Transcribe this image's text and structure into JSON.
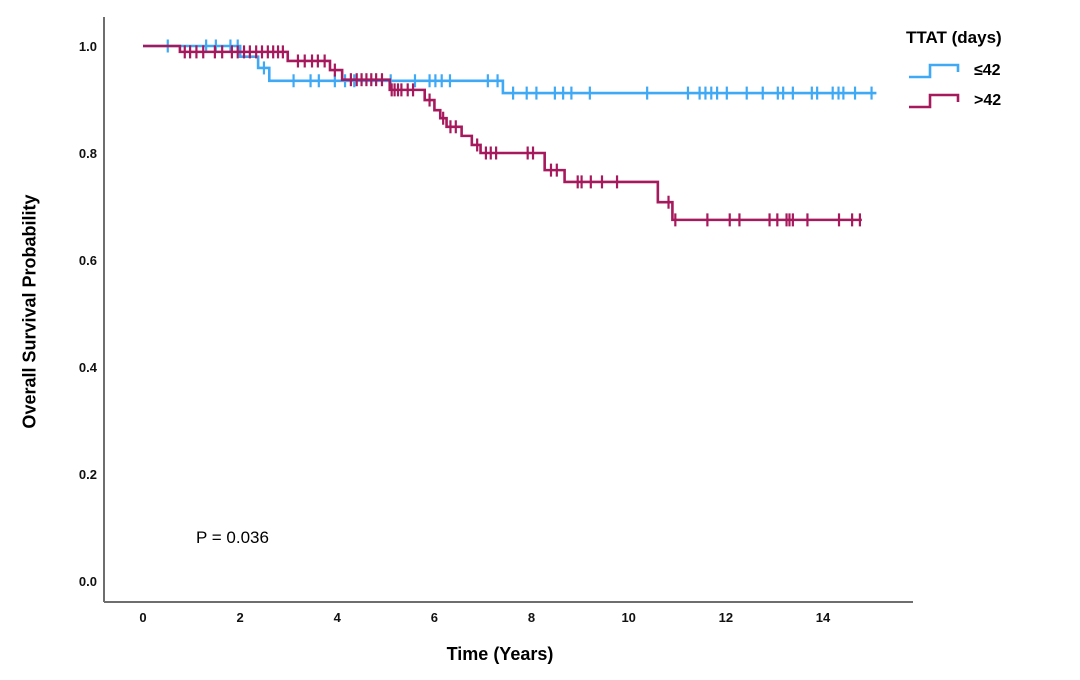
{
  "figure": {
    "y_axis_title": "Overall Survival Probability",
    "x_axis_title": "Time (Years)",
    "p_value_label": "P = 0.036",
    "background": "#ffffff",
    "axis_color": "#6e6e6e",
    "legend": {
      "title": "TTAT (days)",
      "items": [
        {
          "label": "≤42",
          "color": "#3fa9f5"
        },
        {
          "label": ">42",
          "color": "#a6195c"
        }
      ]
    }
  },
  "chart_data": {
    "type": "line",
    "subtype": "kaplan-meier-step-survival",
    "title": "",
    "xlabel": "Time (Years)",
    "ylabel": "Overall Survival Probability",
    "xlim": [
      -0.8,
      15.8
    ],
    "ylim": [
      -0.04,
      1.06
    ],
    "x_ticks": [
      0,
      2,
      4,
      6,
      8,
      10,
      12,
      14
    ],
    "y_ticks": [
      0.0,
      0.2,
      0.4,
      0.6,
      0.8,
      1.0
    ],
    "grid": false,
    "legend_position": "top-right",
    "annotations": [
      {
        "text": "P = 0.036",
        "x": 1.1,
        "y": 0.08
      }
    ],
    "series": [
      {
        "name": "≤42",
        "color": "#3fa9f5",
        "steps": [
          [
            0,
            1.0
          ],
          [
            2.0,
            0.98
          ],
          [
            2.37,
            0.959
          ],
          [
            2.6,
            0.935
          ],
          [
            7.41,
            0.912
          ],
          [
            15.1,
            0.912
          ]
        ],
        "censors": [
          [
            0.51,
            1.0
          ],
          [
            1.3,
            1.0
          ],
          [
            1.5,
            1.0
          ],
          [
            1.8,
            1.0
          ],
          [
            1.95,
            1.0
          ],
          [
            2.49,
            0.959
          ],
          [
            3.1,
            0.935
          ],
          [
            3.45,
            0.935
          ],
          [
            3.62,
            0.935
          ],
          [
            3.95,
            0.935
          ],
          [
            4.16,
            0.935
          ],
          [
            4.35,
            0.935
          ],
          [
            5.1,
            0.935
          ],
          [
            5.6,
            0.935
          ],
          [
            5.9,
            0.935
          ],
          [
            6.02,
            0.935
          ],
          [
            6.15,
            0.935
          ],
          [
            6.32,
            0.935
          ],
          [
            7.1,
            0.935
          ],
          [
            7.3,
            0.935
          ],
          [
            7.62,
            0.912
          ],
          [
            7.9,
            0.912
          ],
          [
            8.1,
            0.912
          ],
          [
            8.48,
            0.912
          ],
          [
            8.65,
            0.912
          ],
          [
            8.82,
            0.912
          ],
          [
            9.2,
            0.912
          ],
          [
            10.38,
            0.912
          ],
          [
            11.22,
            0.912
          ],
          [
            11.46,
            0.912
          ],
          [
            11.58,
            0.912
          ],
          [
            11.7,
            0.912
          ],
          [
            11.82,
            0.912
          ],
          [
            12.02,
            0.912
          ],
          [
            12.43,
            0.912
          ],
          [
            12.76,
            0.912
          ],
          [
            13.07,
            0.912
          ],
          [
            13.18,
            0.912
          ],
          [
            13.38,
            0.912
          ],
          [
            13.77,
            0.912
          ],
          [
            13.88,
            0.912
          ],
          [
            14.2,
            0.912
          ],
          [
            14.32,
            0.912
          ],
          [
            14.42,
            0.912
          ],
          [
            14.66,
            0.912
          ],
          [
            15.0,
            0.912
          ]
        ]
      },
      {
        "name": ">42",
        "color": "#a6195c",
        "steps": [
          [
            0,
            1.0
          ],
          [
            0.76,
            0.989
          ],
          [
            2.98,
            0.972
          ],
          [
            3.85,
            0.955
          ],
          [
            4.1,
            0.937
          ],
          [
            5.08,
            0.918
          ],
          [
            5.8,
            0.899
          ],
          [
            6.0,
            0.88
          ],
          [
            6.12,
            0.865
          ],
          [
            6.25,
            0.849
          ],
          [
            6.56,
            0.832
          ],
          [
            6.77,
            0.815
          ],
          [
            6.95,
            0.8
          ],
          [
            8.27,
            0.768
          ],
          [
            8.68,
            0.746
          ],
          [
            10.6,
            0.708
          ],
          [
            10.9,
            0.675
          ],
          [
            14.8,
            0.675
          ]
        ],
        "censors": [
          [
            0.86,
            0.989
          ],
          [
            0.97,
            0.989
          ],
          [
            1.1,
            0.989
          ],
          [
            1.24,
            0.989
          ],
          [
            1.48,
            0.989
          ],
          [
            1.63,
            0.989
          ],
          [
            1.83,
            0.989
          ],
          [
            1.95,
            0.989
          ],
          [
            2.08,
            0.989
          ],
          [
            2.2,
            0.989
          ],
          [
            2.33,
            0.989
          ],
          [
            2.45,
            0.989
          ],
          [
            2.57,
            0.989
          ],
          [
            2.68,
            0.989
          ],
          [
            2.78,
            0.989
          ],
          [
            2.88,
            0.989
          ],
          [
            3.19,
            0.972
          ],
          [
            3.33,
            0.972
          ],
          [
            3.48,
            0.972
          ],
          [
            3.6,
            0.972
          ],
          [
            3.74,
            0.972
          ],
          [
            3.95,
            0.955
          ],
          [
            4.28,
            0.937
          ],
          [
            4.4,
            0.937
          ],
          [
            4.5,
            0.937
          ],
          [
            4.6,
            0.937
          ],
          [
            4.7,
            0.937
          ],
          [
            4.8,
            0.937
          ],
          [
            4.92,
            0.937
          ],
          [
            5.12,
            0.918
          ],
          [
            5.18,
            0.918
          ],
          [
            5.25,
            0.918
          ],
          [
            5.32,
            0.918
          ],
          [
            5.45,
            0.918
          ],
          [
            5.56,
            0.918
          ],
          [
            5.9,
            0.899
          ],
          [
            6.18,
            0.865
          ],
          [
            6.33,
            0.849
          ],
          [
            6.44,
            0.849
          ],
          [
            6.88,
            0.815
          ],
          [
            7.06,
            0.8
          ],
          [
            7.16,
            0.8
          ],
          [
            7.27,
            0.8
          ],
          [
            7.92,
            0.8
          ],
          [
            8.03,
            0.8
          ],
          [
            8.4,
            0.768
          ],
          [
            8.52,
            0.768
          ],
          [
            8.95,
            0.746
          ],
          [
            9.03,
            0.746
          ],
          [
            9.22,
            0.746
          ],
          [
            9.45,
            0.746
          ],
          [
            9.76,
            0.746
          ],
          [
            10.82,
            0.708
          ],
          [
            10.96,
            0.675
          ],
          [
            11.62,
            0.675
          ],
          [
            12.08,
            0.675
          ],
          [
            12.28,
            0.675
          ],
          [
            12.9,
            0.675
          ],
          [
            13.06,
            0.675
          ],
          [
            13.25,
            0.675
          ],
          [
            13.31,
            0.675
          ],
          [
            13.38,
            0.675
          ],
          [
            13.68,
            0.675
          ],
          [
            14.33,
            0.675
          ],
          [
            14.6,
            0.675
          ],
          [
            14.76,
            0.675
          ]
        ]
      }
    ]
  }
}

» **What you will do**: Extract every line of the data exactly; pictures stay out.

» **Finished exercise**:
Transcribe this image's text and structure into JSON.
{
  "figure": {
    "y_axis_title": "Overall Survival Probability",
    "x_axis_title": "Time (Years)",
    "p_value_label": "P = 0.036",
    "background": "#ffffff",
    "axis_color": "#6e6e6e",
    "legend": {
      "title": "TTAT (days)",
      "items": [
        {
          "label": "≤42",
          "color": "#3fa9f5"
        },
        {
          "label": ">42",
          "color": "#a6195c"
        }
      ]
    }
  },
  "chart_data": {
    "type": "line",
    "subtype": "kaplan-meier-step-survival",
    "title": "",
    "xlabel": "Time (Years)",
    "ylabel": "Overall Survival Probability",
    "xlim": [
      -0.8,
      15.8
    ],
    "ylim": [
      -0.04,
      1.06
    ],
    "x_ticks": [
      0,
      2,
      4,
      6,
      8,
      10,
      12,
      14
    ],
    "y_ticks": [
      0.0,
      0.2,
      0.4,
      0.6,
      0.8,
      1.0
    ],
    "grid": false,
    "legend_position": "top-right",
    "annotations": [
      {
        "text": "P = 0.036",
        "x": 1.1,
        "y": 0.08
      }
    ],
    "series": [
      {
        "name": "≤42",
        "color": "#3fa9f5",
        "steps": [
          [
            0,
            1.0
          ],
          [
            2.0,
            0.98
          ],
          [
            2.37,
            0.959
          ],
          [
            2.6,
            0.935
          ],
          [
            7.41,
            0.912
          ],
          [
            15.1,
            0.912
          ]
        ],
        "censors": [
          [
            0.51,
            1.0
          ],
          [
            1.3,
            1.0
          ],
          [
            1.5,
            1.0
          ],
          [
            1.8,
            1.0
          ],
          [
            1.95,
            1.0
          ],
          [
            2.49,
            0.959
          ],
          [
            3.1,
            0.935
          ],
          [
            3.45,
            0.935
          ],
          [
            3.62,
            0.935
          ],
          [
            3.95,
            0.935
          ],
          [
            4.16,
            0.935
          ],
          [
            4.35,
            0.935
          ],
          [
            5.1,
            0.935
          ],
          [
            5.6,
            0.935
          ],
          [
            5.9,
            0.935
          ],
          [
            6.02,
            0.935
          ],
          [
            6.15,
            0.935
          ],
          [
            6.32,
            0.935
          ],
          [
            7.1,
            0.935
          ],
          [
            7.3,
            0.935
          ],
          [
            7.62,
            0.912
          ],
          [
            7.9,
            0.912
          ],
          [
            8.1,
            0.912
          ],
          [
            8.48,
            0.912
          ],
          [
            8.65,
            0.912
          ],
          [
            8.82,
            0.912
          ],
          [
            9.2,
            0.912
          ],
          [
            10.38,
            0.912
          ],
          [
            11.22,
            0.912
          ],
          [
            11.46,
            0.912
          ],
          [
            11.58,
            0.912
          ],
          [
            11.7,
            0.912
          ],
          [
            11.82,
            0.912
          ],
          [
            12.02,
            0.912
          ],
          [
            12.43,
            0.912
          ],
          [
            12.76,
            0.912
          ],
          [
            13.07,
            0.912
          ],
          [
            13.18,
            0.912
          ],
          [
            13.38,
            0.912
          ],
          [
            13.77,
            0.912
          ],
          [
            13.88,
            0.912
          ],
          [
            14.2,
            0.912
          ],
          [
            14.32,
            0.912
          ],
          [
            14.42,
            0.912
          ],
          [
            14.66,
            0.912
          ],
          [
            15.0,
            0.912
          ]
        ]
      },
      {
        "name": ">42",
        "color": "#a6195c",
        "steps": [
          [
            0,
            1.0
          ],
          [
            0.76,
            0.989
          ],
          [
            2.98,
            0.972
          ],
          [
            3.85,
            0.955
          ],
          [
            4.1,
            0.937
          ],
          [
            5.08,
            0.918
          ],
          [
            5.8,
            0.899
          ],
          [
            6.0,
            0.88
          ],
          [
            6.12,
            0.865
          ],
          [
            6.25,
            0.849
          ],
          [
            6.56,
            0.832
          ],
          [
            6.77,
            0.815
          ],
          [
            6.95,
            0.8
          ],
          [
            8.27,
            0.768
          ],
          [
            8.68,
            0.746
          ],
          [
            10.6,
            0.708
          ],
          [
            10.9,
            0.675
          ],
          [
            14.8,
            0.675
          ]
        ],
        "censors": [
          [
            0.86,
            0.989
          ],
          [
            0.97,
            0.989
          ],
          [
            1.1,
            0.989
          ],
          [
            1.24,
            0.989
          ],
          [
            1.48,
            0.989
          ],
          [
            1.63,
            0.989
          ],
          [
            1.83,
            0.989
          ],
          [
            1.95,
            0.989
          ],
          [
            2.08,
            0.989
          ],
          [
            2.2,
            0.989
          ],
          [
            2.33,
            0.989
          ],
          [
            2.45,
            0.989
          ],
          [
            2.57,
            0.989
          ],
          [
            2.68,
            0.989
          ],
          [
            2.78,
            0.989
          ],
          [
            2.88,
            0.989
          ],
          [
            3.19,
            0.972
          ],
          [
            3.33,
            0.972
          ],
          [
            3.48,
            0.972
          ],
          [
            3.6,
            0.972
          ],
          [
            3.74,
            0.972
          ],
          [
            3.95,
            0.955
          ],
          [
            4.28,
            0.937
          ],
          [
            4.4,
            0.937
          ],
          [
            4.5,
            0.937
          ],
          [
            4.6,
            0.937
          ],
          [
            4.7,
            0.937
          ],
          [
            4.8,
            0.937
          ],
          [
            4.92,
            0.937
          ],
          [
            5.12,
            0.918
          ],
          [
            5.18,
            0.918
          ],
          [
            5.25,
            0.918
          ],
          [
            5.32,
            0.918
          ],
          [
            5.45,
            0.918
          ],
          [
            5.56,
            0.918
          ],
          [
            5.9,
            0.899
          ],
          [
            6.18,
            0.865
          ],
          [
            6.33,
            0.849
          ],
          [
            6.44,
            0.849
          ],
          [
            6.88,
            0.815
          ],
          [
            7.06,
            0.8
          ],
          [
            7.16,
            0.8
          ],
          [
            7.27,
            0.8
          ],
          [
            7.92,
            0.8
          ],
          [
            8.03,
            0.8
          ],
          [
            8.4,
            0.768
          ],
          [
            8.52,
            0.768
          ],
          [
            8.95,
            0.746
          ],
          [
            9.03,
            0.746
          ],
          [
            9.22,
            0.746
          ],
          [
            9.45,
            0.746
          ],
          [
            9.76,
            0.746
          ],
          [
            10.82,
            0.708
          ],
          [
            10.96,
            0.675
          ],
          [
            11.62,
            0.675
          ],
          [
            12.08,
            0.675
          ],
          [
            12.28,
            0.675
          ],
          [
            12.9,
            0.675
          ],
          [
            13.06,
            0.675
          ],
          [
            13.25,
            0.675
          ],
          [
            13.31,
            0.675
          ],
          [
            13.38,
            0.675
          ],
          [
            13.68,
            0.675
          ],
          [
            14.33,
            0.675
          ],
          [
            14.6,
            0.675
          ],
          [
            14.76,
            0.675
          ]
        ]
      }
    ]
  }
}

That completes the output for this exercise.